▶ Prompt 1:
According to the article on Japan's plutonium-based fuel, why could an accident involving MOX fuel be far more damaging than one involving uranium?
▶ Prompt 2:
For each statement, say whether it agrees with the article on Japan's MOX fuel. Answer yes or no and quote the words of the article that decide it.
(a) MOX fuel is produced by combining plutonium taken from spent nuclear fuel with uranium.
(b) Japan had already begun burning MOX fuel in 16 to 18 commercial reactors in 1999.
(c) The falsified quality assurance data concerned MOX fuel manufactured in Japan.
▶ Prompt 3:
Resume the article on Japan's pursuit of plutonium-based fuel, picking up after its final sentence.

Japan Pursues Plutonium-Based Fuel

http://www.upiasia.com/Security/2009/04/06/Japan_pursues_plutonium-based_fuel/1602/

By Hiroyuki Koshoji
April 6, 2009

excerpt -

MOX fuel is made by mixing plutonium extracted from nuclear spent fuel with uranium.

--

Some citizen groups have raised concerns as to the safety of the technology, as high technical precision is required to handle plutonium. An accident involving MOX fuel could be far more damaging than one with uranium, experts agree, as it emits 200 times more radiation.

--

Japan was expected to start burning MOX fuel in 16 to 18 commercial reactors by 2010. However, that plan also went off course when a scandal exposed in 1999 that British Nuclear Fuels had fabricated quality assurance data for MOX fuel exported to Japan.

▶ Data records:
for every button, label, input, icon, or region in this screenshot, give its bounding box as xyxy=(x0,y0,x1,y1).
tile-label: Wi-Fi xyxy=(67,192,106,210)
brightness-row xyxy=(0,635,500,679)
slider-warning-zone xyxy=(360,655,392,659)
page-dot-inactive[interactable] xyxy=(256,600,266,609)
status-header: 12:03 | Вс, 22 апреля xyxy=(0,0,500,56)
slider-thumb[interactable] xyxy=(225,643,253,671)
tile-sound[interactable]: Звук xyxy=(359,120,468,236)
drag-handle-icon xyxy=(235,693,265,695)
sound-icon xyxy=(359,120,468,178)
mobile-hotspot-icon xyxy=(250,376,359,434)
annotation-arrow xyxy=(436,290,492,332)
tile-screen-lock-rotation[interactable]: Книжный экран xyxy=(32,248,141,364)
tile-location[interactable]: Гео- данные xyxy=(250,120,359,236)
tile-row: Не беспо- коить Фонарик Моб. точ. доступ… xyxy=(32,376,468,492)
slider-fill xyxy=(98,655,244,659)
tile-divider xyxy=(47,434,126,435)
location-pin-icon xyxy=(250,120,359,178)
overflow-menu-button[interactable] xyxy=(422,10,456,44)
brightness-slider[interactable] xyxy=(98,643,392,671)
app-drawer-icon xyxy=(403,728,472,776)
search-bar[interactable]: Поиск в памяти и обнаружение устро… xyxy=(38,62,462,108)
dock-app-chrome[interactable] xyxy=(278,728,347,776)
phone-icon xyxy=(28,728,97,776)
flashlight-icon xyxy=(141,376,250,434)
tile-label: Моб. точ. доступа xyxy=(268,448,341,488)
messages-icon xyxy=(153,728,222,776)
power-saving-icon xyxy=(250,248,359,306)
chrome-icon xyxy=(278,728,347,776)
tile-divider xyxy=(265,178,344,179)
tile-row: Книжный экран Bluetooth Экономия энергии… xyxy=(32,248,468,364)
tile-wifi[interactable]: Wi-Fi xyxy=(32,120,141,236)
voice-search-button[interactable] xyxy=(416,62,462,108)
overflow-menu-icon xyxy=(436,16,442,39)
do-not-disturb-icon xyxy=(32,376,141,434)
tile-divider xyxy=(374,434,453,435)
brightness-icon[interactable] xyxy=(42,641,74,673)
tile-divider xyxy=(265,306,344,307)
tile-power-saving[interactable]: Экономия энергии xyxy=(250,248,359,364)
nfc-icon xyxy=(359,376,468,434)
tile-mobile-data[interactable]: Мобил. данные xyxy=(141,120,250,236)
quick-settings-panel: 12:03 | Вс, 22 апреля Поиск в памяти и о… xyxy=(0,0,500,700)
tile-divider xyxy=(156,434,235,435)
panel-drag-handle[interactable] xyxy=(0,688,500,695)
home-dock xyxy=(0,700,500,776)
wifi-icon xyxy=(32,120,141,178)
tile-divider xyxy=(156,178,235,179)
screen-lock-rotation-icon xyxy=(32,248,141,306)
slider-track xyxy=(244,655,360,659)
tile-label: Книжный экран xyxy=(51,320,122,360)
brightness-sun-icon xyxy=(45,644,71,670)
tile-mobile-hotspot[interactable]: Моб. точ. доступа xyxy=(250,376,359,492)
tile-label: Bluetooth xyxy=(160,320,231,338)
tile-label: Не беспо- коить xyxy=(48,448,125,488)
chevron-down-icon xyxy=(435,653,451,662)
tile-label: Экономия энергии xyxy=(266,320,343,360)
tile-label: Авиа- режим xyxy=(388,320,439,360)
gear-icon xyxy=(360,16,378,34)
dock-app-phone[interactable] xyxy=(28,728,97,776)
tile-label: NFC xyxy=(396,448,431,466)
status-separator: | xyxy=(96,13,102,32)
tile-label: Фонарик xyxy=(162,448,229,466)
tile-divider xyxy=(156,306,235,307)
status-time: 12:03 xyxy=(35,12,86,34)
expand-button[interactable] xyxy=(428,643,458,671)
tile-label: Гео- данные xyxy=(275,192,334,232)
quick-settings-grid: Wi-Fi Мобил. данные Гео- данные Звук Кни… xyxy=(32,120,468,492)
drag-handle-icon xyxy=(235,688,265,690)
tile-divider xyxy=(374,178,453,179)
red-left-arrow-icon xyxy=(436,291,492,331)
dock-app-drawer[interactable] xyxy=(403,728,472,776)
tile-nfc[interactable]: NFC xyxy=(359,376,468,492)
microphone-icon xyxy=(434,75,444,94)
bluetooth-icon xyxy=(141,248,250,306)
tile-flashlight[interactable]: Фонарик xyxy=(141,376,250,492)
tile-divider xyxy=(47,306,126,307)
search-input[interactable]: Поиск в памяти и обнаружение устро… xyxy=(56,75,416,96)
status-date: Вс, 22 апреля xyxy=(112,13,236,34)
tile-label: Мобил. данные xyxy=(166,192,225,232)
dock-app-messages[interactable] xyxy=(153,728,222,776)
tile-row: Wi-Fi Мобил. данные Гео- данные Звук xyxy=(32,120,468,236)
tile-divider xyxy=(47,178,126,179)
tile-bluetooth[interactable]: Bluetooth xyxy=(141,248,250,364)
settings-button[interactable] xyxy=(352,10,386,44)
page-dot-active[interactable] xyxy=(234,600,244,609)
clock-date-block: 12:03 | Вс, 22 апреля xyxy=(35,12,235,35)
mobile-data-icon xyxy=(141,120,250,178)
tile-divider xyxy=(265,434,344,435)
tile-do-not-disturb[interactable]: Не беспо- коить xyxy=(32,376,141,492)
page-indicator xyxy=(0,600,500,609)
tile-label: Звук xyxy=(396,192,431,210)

▶ Task result 1:
Experts agree that such an accident could be far more damaging because MOX fuel emits 200 times more radiation than uranium.

▶ Task result 2:
(a) Yes: "MOX fuel is made by mixing plutonium extracted from nuclear spent fuel with uranium."
(b) No: "Japan was expected to start burning MOX fuel in 16 to 18 commercial reactors by 2010."
(c) No: "British Nuclear Fuels had fabricated quality assurance data for MOX fuel exported to Japan."

▶ Task result 3:
Tokyo Electric Power Co., which had planned to load MOX fuel into its commercial reactors, also spread distrust of nuclear energy among Japanese citizens in 2002 when it was discovered to have covered up a series of technical problems. So far, only seven reactors are ready to begin burning the fuel, including the Genkai plant.

A citizens group in Saga prefecture, where the first reactor to be loaded with MOX fuel is located, aims to collect 400,000 signatures to stop the project and plans a huge protest rally in May to coincide with the arrival of the fuel tankers.

The Rokkasho Reprocessing Plant in the northern region of Aomori, which was the first commercial plant in a nonnuclear-weapon state, has also experienced troubles. Last year scientists said the plant was located above an active geological fault, sparking fears that an earthquake could damage the plant and release radiation.

Such fears are not unfounded in an earthquake-prone country that has 54 nuclear reactors in all. In July 2007 a 6.8-magnitude earthquake shook the Kashiwazaki-Kariwa Nuclear Power Station north of Tokyo, which was the world's largest nuclear power plant in terms of electricity generation. The plant was damaged by the tremors and all seven of its reactors still remain inactive.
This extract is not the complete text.